* TO BE DONE *
Output every entry exactly as written.

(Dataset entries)
====
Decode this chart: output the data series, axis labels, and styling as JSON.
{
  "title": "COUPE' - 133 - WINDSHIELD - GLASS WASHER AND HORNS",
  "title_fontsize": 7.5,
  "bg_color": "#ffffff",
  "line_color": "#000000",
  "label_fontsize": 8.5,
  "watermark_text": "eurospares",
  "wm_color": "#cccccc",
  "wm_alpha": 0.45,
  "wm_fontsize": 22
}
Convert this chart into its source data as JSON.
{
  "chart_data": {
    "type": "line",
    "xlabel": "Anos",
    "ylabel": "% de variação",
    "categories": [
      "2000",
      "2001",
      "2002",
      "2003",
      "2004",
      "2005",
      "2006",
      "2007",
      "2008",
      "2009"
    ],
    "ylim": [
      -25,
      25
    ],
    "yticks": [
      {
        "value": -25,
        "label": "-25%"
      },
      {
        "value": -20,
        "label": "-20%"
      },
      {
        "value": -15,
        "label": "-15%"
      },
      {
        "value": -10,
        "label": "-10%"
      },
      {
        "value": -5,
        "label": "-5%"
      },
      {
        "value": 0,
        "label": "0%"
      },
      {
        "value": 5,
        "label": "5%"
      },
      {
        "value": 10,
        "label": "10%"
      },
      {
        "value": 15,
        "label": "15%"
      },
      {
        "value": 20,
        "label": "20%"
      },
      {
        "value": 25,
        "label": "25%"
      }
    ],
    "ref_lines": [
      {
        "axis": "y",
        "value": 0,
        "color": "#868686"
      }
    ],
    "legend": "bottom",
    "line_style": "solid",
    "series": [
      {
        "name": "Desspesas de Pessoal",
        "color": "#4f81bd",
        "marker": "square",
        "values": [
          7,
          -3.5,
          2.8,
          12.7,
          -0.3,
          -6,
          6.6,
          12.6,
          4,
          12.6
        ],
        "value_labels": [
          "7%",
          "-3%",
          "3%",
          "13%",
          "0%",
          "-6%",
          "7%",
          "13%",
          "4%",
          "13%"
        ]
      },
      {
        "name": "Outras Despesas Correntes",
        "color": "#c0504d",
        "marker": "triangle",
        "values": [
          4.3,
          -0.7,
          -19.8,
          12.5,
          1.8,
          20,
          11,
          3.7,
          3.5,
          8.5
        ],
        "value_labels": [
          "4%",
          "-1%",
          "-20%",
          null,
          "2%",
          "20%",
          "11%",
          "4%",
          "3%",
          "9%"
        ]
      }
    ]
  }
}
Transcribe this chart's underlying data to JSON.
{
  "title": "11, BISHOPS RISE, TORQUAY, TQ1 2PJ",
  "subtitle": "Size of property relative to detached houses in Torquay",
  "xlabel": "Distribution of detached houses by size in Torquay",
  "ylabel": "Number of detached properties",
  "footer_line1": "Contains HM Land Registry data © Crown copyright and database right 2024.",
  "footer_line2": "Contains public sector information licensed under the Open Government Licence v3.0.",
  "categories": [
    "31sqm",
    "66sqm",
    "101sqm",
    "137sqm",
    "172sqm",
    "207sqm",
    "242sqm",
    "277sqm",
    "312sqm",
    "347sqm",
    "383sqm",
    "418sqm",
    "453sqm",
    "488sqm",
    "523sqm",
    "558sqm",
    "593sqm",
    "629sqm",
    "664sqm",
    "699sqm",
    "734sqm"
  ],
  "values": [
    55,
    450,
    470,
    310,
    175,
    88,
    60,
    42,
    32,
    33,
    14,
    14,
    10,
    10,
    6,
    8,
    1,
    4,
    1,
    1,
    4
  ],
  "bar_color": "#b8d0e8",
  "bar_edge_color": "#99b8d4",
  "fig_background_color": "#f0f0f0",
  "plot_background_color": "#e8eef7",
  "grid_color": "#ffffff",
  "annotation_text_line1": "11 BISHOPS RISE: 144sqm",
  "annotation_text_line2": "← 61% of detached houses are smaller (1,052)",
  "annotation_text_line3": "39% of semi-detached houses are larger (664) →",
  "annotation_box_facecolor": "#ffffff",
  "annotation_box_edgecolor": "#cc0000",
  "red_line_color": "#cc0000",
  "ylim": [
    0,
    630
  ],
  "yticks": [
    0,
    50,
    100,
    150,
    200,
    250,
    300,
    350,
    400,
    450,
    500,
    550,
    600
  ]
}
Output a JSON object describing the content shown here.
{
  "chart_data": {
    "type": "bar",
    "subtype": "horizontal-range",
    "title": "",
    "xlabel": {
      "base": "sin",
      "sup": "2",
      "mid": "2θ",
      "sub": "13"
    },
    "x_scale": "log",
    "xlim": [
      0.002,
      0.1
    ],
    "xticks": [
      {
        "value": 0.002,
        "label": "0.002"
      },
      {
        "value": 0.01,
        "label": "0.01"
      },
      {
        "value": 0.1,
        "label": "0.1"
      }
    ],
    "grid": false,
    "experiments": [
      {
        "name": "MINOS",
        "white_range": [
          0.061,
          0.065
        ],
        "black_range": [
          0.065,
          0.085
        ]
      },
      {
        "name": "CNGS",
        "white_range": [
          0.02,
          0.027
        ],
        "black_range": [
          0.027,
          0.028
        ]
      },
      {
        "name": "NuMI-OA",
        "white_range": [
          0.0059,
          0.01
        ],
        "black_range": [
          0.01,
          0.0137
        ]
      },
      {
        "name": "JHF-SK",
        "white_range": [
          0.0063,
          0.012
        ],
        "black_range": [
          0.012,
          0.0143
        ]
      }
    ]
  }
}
====
* FULL SOLUTION *
Decode this chart: output the data series, axis labels, and styling as JSON.
{
  "title": "COUPE' - 133 - WINDSHIELD - GLASS WASHER AND HORNS",
  "title_fontsize": 7.5,
  "bg_color": "#ffffff",
  "line_color": "#000000",
  "label_fontsize": 8.5,
  "watermark_text": "eurospares",
  "wm_color": "#cccccc",
  "wm_alpha": 0.45,
  "wm_fontsize": 22
}
Convert this chart into its source data as JSON.
{
  "chart_data": {
    "type": "line",
    "xlabel": "Anos",
    "ylabel": "% de variação",
    "categories": [
      "2000",
      "2001",
      "2002",
      "2003",
      "2004",
      "2005",
      "2006",
      "2007",
      "2008",
      "2009"
    ],
    "ylim": [
      -25,
      25
    ],
    "yticks": [
      {
        "value": -25,
        "label": "-25%"
      },
      {
        "value": -20,
        "label": "-20%"
      },
      {
        "value": -15,
        "label": "-15%"
      },
      {
        "value": -10,
        "label": "-10%"
      },
      {
        "value": -5,
        "label": "-5%"
      },
      {
        "value": 0,
        "label": "0%"
      },
      {
        "value": 5,
        "label": "5%"
      },
      {
        "value": 10,
        "label": "10%"
      },
      {
        "value": 15,
        "label": "15%"
      },
      {
        "value": 20,
        "label": "20%"
      },
      {
        "value": 25,
        "label": "25%"
      }
    ],
    "ref_lines": [
      {
        "axis": "y",
        "value": 0,
        "color": "#868686"
      }
    ],
    "legend": "bottom",
    "line_style": "solid",
    "series": [
      {
        "name": "Desspesas de Pessoal",
        "color": "#4f81bd",
        "marker": "square",
        "values": [
          7,
          -3.5,
          2.8,
          12.7,
          -0.3,
          -6,
          6.6,
          12.6,
          4,
          12.6
        ],
        "value_labels": [
          "7%",
          "-3%",
          "3%",
          "13%",
          "0%",
          "-6%",
          "7%",
          "13%",
          "4%",
          "13%"
        ]
      },
      {
        "name": "Outras Despesas Correntes",
        "color": "#c0504d",
        "marker": "triangle",
        "values": [
          4.3,
          -0.7,
          -19.8,
          12.5,
          1.8,
          20,
          11,
          3.7,
          3.5,
          8.5
        ],
        "value_labels": [
          "4%",
          "-1%",
          "-20%",
          null,
          "2%",
          "20%",
          "11%",
          "4%",
          "3%",
          "9%"
        ]
      }
    ]
  }
}
Transcribe this chart's underlying data to JSON.
{
  "title": "11, BISHOPS RISE, TORQUAY, TQ1 2PJ",
  "subtitle": "Size of property relative to detached houses in Torquay",
  "xlabel": "Distribution of detached houses by size in Torquay",
  "ylabel": "Number of detached properties",
  "footer_line1": "Contains HM Land Registry data © Crown copyright and database right 2024.",
  "footer_line2": "Contains public sector information licensed under the Open Government Licence v3.0.",
  "categories": [
    "31sqm",
    "66sqm",
    "101sqm",
    "137sqm",
    "172sqm",
    "207sqm",
    "242sqm",
    "277sqm",
    "312sqm",
    "347sqm",
    "383sqm",
    "418sqm",
    "453sqm",
    "488sqm",
    "523sqm",
    "558sqm",
    "593sqm",
    "629sqm",
    "664sqm",
    "699sqm",
    "734sqm"
  ],
  "values": [
    55,
    450,
    470,
    310,
    175,
    88,
    60,
    42,
    32,
    33,
    14,
    14,
    10,
    10,
    6,
    8,
    1,
    4,
    1,
    1,
    4
  ],
  "bar_color": "#b8d0e8",
  "bar_edge_color": "#99b8d4",
  "fig_background_color": "#f0f0f0",
  "plot_background_color": "#e8eef7",
  "grid_color": "#ffffff",
  "annotation_text_line1": "11 BISHOPS RISE: 144sqm",
  "annotation_text_line2": "← 61% of detached houses are smaller (1,052)",
  "annotation_text_line3": "39% of semi-detached houses are larger (664) →",
  "annotation_box_facecolor": "#ffffff",
  "annotation_box_edgecolor": "#cc0000",
  "red_line_color": "#cc0000",
  "ylim": [
    0,
    630
  ],
  "yticks": [
    0,
    50,
    100,
    150,
    200,
    250,
    300,
    350,
    400,
    450,
    500,
    550,
    600
  ]
}
Output a JSON object describing the content shown here.
{
  "chart_data": {
    "type": "bar",
    "subtype": "horizontal-range",
    "title": "",
    "xlabel": {
      "base": "sin",
      "sup": "2",
      "mid": "2θ",
      "sub": "13"
    },
    "x_scale": "log",
    "xlim": [
      0.002,
      0.1
    ],
    "xticks": [
      {
        "value": 0.002,
        "label": "0.002"
      },
      {
        "value": 0.01,
        "label": "0.01"
      },
      {
        "value": 0.1,
        "label": "0.1"
      }
    ],
    "grid": false,
    "experiments": [
      {
        "name": "MINOS",
        "white_range": [
          0.061,
          0.065
        ],
        "black_range": [
          0.065,
          0.085
        ]
      },
      {
        "name": "CNGS",
        "white_range": [
          0.02,
          0.027
        ],
        "black_range": [
          0.027,
          0.028
        ]
      },
      {
        "name": "NuMI-OA",
        "white_range": [
          0.0059,
          0.01
        ],
        "black_range": [
          0.01,
          0.0137
        ]
      },
      {
        "name": "JHF-SK",
        "white_range": [
          0.0063,
          0.012
        ],
        "black_range": [
          0.012,
          0.0143
        ]
      }
    ]
  }
}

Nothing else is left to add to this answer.